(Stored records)
● ● ● ● ● ● ●

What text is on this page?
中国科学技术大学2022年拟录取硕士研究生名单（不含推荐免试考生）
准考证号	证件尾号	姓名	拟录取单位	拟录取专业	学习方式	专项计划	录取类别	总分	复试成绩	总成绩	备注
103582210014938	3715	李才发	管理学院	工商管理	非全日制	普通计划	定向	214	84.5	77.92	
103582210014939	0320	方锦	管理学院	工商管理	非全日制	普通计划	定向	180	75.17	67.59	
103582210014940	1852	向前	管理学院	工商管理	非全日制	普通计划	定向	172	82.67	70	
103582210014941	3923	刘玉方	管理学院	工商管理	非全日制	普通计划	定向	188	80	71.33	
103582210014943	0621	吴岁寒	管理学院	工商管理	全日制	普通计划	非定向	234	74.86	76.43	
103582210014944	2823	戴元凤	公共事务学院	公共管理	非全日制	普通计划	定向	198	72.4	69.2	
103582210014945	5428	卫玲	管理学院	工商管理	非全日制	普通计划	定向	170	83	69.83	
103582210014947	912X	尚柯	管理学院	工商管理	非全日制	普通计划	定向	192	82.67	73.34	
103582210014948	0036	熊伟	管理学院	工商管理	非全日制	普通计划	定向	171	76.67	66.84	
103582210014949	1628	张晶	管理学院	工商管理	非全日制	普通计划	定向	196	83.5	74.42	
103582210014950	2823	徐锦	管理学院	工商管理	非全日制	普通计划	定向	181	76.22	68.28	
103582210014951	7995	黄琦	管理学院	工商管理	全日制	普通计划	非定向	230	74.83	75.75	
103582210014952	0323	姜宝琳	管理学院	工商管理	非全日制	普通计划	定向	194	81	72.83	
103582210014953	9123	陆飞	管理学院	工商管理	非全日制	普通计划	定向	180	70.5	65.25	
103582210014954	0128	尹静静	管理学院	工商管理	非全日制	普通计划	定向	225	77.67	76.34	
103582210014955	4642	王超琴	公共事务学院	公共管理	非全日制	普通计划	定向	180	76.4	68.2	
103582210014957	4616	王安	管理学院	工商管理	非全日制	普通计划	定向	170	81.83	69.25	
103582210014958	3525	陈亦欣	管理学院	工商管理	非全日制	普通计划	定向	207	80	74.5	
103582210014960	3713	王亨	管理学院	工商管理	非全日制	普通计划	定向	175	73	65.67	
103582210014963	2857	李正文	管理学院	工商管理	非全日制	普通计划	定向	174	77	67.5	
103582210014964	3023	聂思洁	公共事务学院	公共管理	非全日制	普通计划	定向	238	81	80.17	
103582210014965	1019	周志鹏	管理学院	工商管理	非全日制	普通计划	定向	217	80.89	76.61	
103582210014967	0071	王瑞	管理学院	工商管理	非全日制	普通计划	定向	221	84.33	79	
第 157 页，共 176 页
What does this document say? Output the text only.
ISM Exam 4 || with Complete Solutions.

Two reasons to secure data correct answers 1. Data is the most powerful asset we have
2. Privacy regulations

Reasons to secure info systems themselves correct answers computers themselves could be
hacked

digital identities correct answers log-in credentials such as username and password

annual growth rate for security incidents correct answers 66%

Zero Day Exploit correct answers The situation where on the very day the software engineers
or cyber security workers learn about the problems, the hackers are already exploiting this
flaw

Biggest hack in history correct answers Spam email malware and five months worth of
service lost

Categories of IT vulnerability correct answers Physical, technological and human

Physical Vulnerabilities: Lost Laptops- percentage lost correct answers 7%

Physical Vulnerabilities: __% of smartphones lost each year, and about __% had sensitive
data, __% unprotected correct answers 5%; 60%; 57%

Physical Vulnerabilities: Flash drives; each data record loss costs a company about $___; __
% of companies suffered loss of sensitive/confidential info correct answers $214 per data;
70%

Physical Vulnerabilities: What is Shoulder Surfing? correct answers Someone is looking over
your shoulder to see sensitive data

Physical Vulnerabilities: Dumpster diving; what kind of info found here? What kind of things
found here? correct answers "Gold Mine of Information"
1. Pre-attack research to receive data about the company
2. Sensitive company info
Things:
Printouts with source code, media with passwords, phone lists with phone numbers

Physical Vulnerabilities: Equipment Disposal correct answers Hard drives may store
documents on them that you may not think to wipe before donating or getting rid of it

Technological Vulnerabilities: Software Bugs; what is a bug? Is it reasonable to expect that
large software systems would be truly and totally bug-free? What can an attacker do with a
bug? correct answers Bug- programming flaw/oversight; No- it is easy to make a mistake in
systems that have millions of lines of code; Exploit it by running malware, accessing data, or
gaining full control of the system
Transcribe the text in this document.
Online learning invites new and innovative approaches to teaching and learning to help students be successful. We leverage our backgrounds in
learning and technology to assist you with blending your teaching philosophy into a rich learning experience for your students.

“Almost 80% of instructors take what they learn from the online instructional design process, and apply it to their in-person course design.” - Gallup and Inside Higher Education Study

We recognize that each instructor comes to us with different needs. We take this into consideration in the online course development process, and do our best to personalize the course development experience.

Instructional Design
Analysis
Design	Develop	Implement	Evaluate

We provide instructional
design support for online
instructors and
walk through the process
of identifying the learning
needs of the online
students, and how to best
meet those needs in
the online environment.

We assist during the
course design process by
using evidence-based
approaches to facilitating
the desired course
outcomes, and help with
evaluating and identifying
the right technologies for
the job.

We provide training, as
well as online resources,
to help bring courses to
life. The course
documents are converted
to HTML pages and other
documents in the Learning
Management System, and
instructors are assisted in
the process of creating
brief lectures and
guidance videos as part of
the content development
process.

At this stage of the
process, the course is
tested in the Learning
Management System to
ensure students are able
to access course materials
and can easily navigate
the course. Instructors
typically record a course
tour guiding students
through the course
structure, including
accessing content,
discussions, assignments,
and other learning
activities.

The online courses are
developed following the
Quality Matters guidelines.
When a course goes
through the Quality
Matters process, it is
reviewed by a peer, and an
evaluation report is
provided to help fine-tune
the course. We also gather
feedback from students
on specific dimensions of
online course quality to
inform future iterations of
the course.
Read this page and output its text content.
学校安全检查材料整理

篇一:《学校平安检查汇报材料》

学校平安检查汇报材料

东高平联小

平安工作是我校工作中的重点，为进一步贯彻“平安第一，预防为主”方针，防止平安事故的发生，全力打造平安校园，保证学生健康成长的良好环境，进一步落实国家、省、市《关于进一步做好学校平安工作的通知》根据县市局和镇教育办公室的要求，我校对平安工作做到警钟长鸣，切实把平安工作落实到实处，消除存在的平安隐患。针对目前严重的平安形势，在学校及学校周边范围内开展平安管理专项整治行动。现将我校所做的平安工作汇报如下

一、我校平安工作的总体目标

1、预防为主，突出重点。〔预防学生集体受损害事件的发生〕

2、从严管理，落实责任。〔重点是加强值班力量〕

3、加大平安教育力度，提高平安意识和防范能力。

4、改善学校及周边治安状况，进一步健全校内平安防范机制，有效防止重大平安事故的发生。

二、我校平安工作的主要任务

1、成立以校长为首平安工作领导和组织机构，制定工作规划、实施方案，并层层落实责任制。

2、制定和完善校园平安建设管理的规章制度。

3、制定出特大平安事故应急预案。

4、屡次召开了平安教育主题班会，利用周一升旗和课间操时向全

● ● ● ● ● ● ●

DIRECTION - Each record above should be output again exactly.

RESPONSE -
What text is on this page?
中国科学技术大学2022年拟录取硕士研究生名单（不含推荐免试考生）
准考证号	证件尾号	姓名	拟录取单位	拟录取专业	学习方式	专项计划	录取类别	总分	复试成绩	总成绩	备注
103582210014938	3715	李才发	管理学院	工商管理	非全日制	普通计划	定向	214	84.5	77.92	
103582210014939	0320	方锦	管理学院	工商管理	非全日制	普通计划	定向	180	75.17	67.59	
103582210014940	1852	向前	管理学院	工商管理	非全日制	普通计划	定向	172	82.67	70	
103582210014941	3923	刘玉方	管理学院	工商管理	非全日制	普通计划	定向	188	80	71.33	
103582210014943	0621	吴岁寒	管理学院	工商管理	全日制	普通计划	非定向	234	74.86	76.43	
103582210014944	2823	戴元凤	公共事务学院	公共管理	非全日制	普通计划	定向	198	72.4	69.2	
103582210014945	5428	卫玲	管理学院	工商管理	非全日制	普通计划	定向	170	83	69.83	
103582210014947	912X	尚柯	管理学院	工商管理	非全日制	普通计划	定向	192	82.67	73.34	
103582210014948	0036	熊伟	管理学院	工商管理	非全日制	普通计划	定向	171	76.67	66.84	
103582210014949	1628	张晶	管理学院	工商管理	非全日制	普通计划	定向	196	83.5	74.42	
103582210014950	2823	徐锦	管理学院	工商管理	非全日制	普通计划	定向	181	76.22	68.28	
103582210014951	7995	黄琦	管理学院	工商管理	全日制	普通计划	非定向	230	74.83	75.75	
103582210014952	0323	姜宝琳	管理学院	工商管理	非全日制	普通计划	定向	194	81	72.83	
103582210014953	9123	陆飞	管理学院	工商管理	非全日制	普通计划	定向	180	70.5	65.25	
103582210014954	0128	尹静静	管理学院	工商管理	非全日制	普通计划	定向	225	77.67	76.34	
103582210014955	4642	王超琴	公共事务学院	公共管理	非全日制	普通计划	定向	180	76.4	68.2	
103582210014957	4616	王安	管理学院	工商管理	非全日制	普通计划	定向	170	81.83	69.25	
103582210014958	3525	陈亦欣	管理学院	工商管理	非全日制	普通计划	定向	207	80	74.5	
103582210014960	3713	王亨	管理学院	工商管理	非全日制	普通计划	定向	175	73	65.67	
103582210014963	2857	李正文	管理学院	工商管理	非全日制	普通计划	定向	174	77	67.5	
103582210014964	3023	聂思洁	公共事务学院	公共管理	非全日制	普通计划	定向	238	81	80.17	
103582210014965	1019	周志鹏	管理学院	工商管理	非全日制	普通计划	定向	217	80.89	76.61	
103582210014967	0071	王瑞	管理学院	工商管理	非全日制	普通计划	定向	221	84.33	79	
第 157 页，共 176 页
What does this document say? Output the text only.
ISM Exam 4 || with Complete Solutions.

Two reasons to secure data correct answers 1. Data is the most powerful asset we have
2. Privacy regulations

Reasons to secure info systems themselves correct answers computers themselves could be
hacked

digital identities correct answers log-in credentials such as username and password

annual growth rate for security incidents correct answers 66%

Zero Day Exploit correct answers The situation where on the very day the software engineers
or cyber security workers learn about the problems, the hackers are already exploiting this
flaw

Biggest hack in history correct answers Spam email malware and five months worth of
service lost

Categories of IT vulnerability correct answers Physical, technological and human

Physical Vulnerabilities: Lost Laptops- percentage lost correct answers 7%

Physical Vulnerabilities: __% of smartphones lost each year, and about __% had sensitive
data, __% unprotected correct answers 5%; 60%; 57%

Physical Vulnerabilities: Flash drives; each data record loss costs a company about $___; __
% of companies suffered loss of sensitive/confidential info correct answers $214 per data;
70%

Physical Vulnerabilities: What is Shoulder Surfing? correct answers Someone is looking over
your shoulder to see sensitive data

Physical Vulnerabilities: Dumpster diving; what kind of info found here? What kind of things
found here? correct answers "Gold Mine of Information"
1. Pre-attack research to receive data about the company
2. Sensitive company info
Things:
Printouts with source code, media with passwords, phone lists with phone numbers

Physical Vulnerabilities: Equipment Disposal correct answers Hard drives may store
documents on them that you may not think to wipe before donating or getting rid of it

Technological Vulnerabilities: Software Bugs; what is a bug? Is it reasonable to expect that
large software systems would be truly and totally bug-free? What can an attacker do with a
bug? correct answers Bug- programming flaw/oversight; No- it is easy to make a mistake in
systems that have millions of lines of code; Exploit it by running malware, accessing data, or
gaining full control of the system
Transcribe the text in this document.
Online learning invites new and innovative approaches to teaching and learning to help students be successful. We leverage our backgrounds in
learning and technology to assist you with blending your teaching philosophy into a rich learning experience for your students.

“Almost 80% of instructors take what they learn from the online instructional design process, and apply it to their in-person course design.” - Gallup and Inside Higher Education Study

We recognize that each instructor comes to us with different needs. We take this into consideration in the online course development process, and do our best to personalize the course development experience.

Instructional Design
Analysis
Design	Develop	Implement	Evaluate

We provide instructional
design support for online
instructors and
walk through the process
of identifying the learning
needs of the online
students, and how to best
meet those needs in
the online environment.

We assist during the
course design process by
using evidence-based
approaches to facilitating
the desired course
outcomes, and help with
evaluating and identifying
the right technologies for
the job.

We provide training, as
well as online resources,
to help bring courses to
life. The course
documents are converted
to HTML pages and other
documents in the Learning
Management System, and
instructors are assisted in
the process of creating
brief lectures and
guidance videos as part of
the content development
process.

At this stage of the
process, the course is
tested in the Learning
Management System to
ensure students are able
to access course materials
and can easily navigate
the course. Instructors
typically record a course
tour guiding students
through the course
structure, including
accessing content,
discussions, assignments,
and other learning
activities.

The online courses are
developed following the
Quality Matters guidelines.
When a course goes
through the Quality
Matters process, it is
reviewed by a peer, and an
evaluation report is
provided to help fine-tune
the course. We also gather
feedback from students
on specific dimensions of
online course quality to
inform future iterations of
the course.
Read this page and output its text content.
学校安全检查材料整理

篇一:《学校平安检查汇报材料》

学校平安检查汇报材料

东高平联小

平安工作是我校工作中的重点，为进一步贯彻“平安第一，预防为主”方针，防止平安事故的发生，全力打造平安校园，保证学生健康成长的良好环境，进一步落实国家、省、市《关于进一步做好学校平安工作的通知》根据县市局和镇教育办公室的要求，我校对平安工作做到警钟长鸣，切实把平安工作落实到实处，消除存在的平安隐患。针对目前严重的平安形势，在学校及学校周边范围内开展平安管理专项整治行动。现将我校所做的平安工作汇报如下

一、我校平安工作的总体目标

1、预防为主，突出重点。〔预防学生集体受损害事件的发生〕

2、从严管理，落实责任。〔重点是加强值班力量〕

3、加大平安教育力度，提高平安意识和防范能力。

4、改善学校及周边治安状况，进一步健全校内平安防范机制，有效防止重大平安事故的发生。

二、我校平安工作的主要任务

1、成立以校长为首平安工作领导和组织机构，制定工作规划、实施方案，并层层落实责任制。

2、制定和完善校园平安建设管理的规章制度。

3、制定出特大平安事故应急预案。

4、屡次召开了平安教育主题班会，利用周一升旗和课间操时向全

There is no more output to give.